Problem requirements —
Copy every record word for word.

[Items from a data source]
==========

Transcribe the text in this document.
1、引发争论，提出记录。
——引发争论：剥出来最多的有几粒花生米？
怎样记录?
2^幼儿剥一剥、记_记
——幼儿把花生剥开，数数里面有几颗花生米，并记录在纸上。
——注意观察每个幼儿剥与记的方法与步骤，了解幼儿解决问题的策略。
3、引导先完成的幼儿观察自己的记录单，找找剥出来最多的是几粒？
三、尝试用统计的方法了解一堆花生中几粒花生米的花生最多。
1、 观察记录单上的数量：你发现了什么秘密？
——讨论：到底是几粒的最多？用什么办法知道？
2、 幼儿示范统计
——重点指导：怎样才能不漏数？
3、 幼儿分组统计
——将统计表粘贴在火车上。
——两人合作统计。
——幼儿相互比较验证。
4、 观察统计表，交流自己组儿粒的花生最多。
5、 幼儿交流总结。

==========

Solved exercise —
Transcribe the text in this document.
1、引发争论，提出记录。
——引发争论：剥出来最多的有几粒花生米？
怎样记录?
2^幼儿剥一剥、记_记
——幼儿把花生剥开，数数里面有几颗花生米，并记录在纸上。
——注意观察每个幼儿剥与记的方法与步骤，了解幼儿解决问题的策略。
3、引导先完成的幼儿观察自己的记录单，找找剥出来最多的是几粒？
三、尝试用统计的方法了解一堆花生中几粒花生米的花生最多。
1、 观察记录单上的数量：你发现了什么秘密？
——讨论：到底是几粒的最多？用什么办法知道？
2、 幼儿示范统计
——重点指导：怎样才能不漏数？
3、 幼儿分组统计
——将统计表粘贴在火车上。
——两人合作统计。
——幼儿相互比较验证。
4、 观察统计表，交流自己组儿粒的花生最多。
5、 幼儿交流总结。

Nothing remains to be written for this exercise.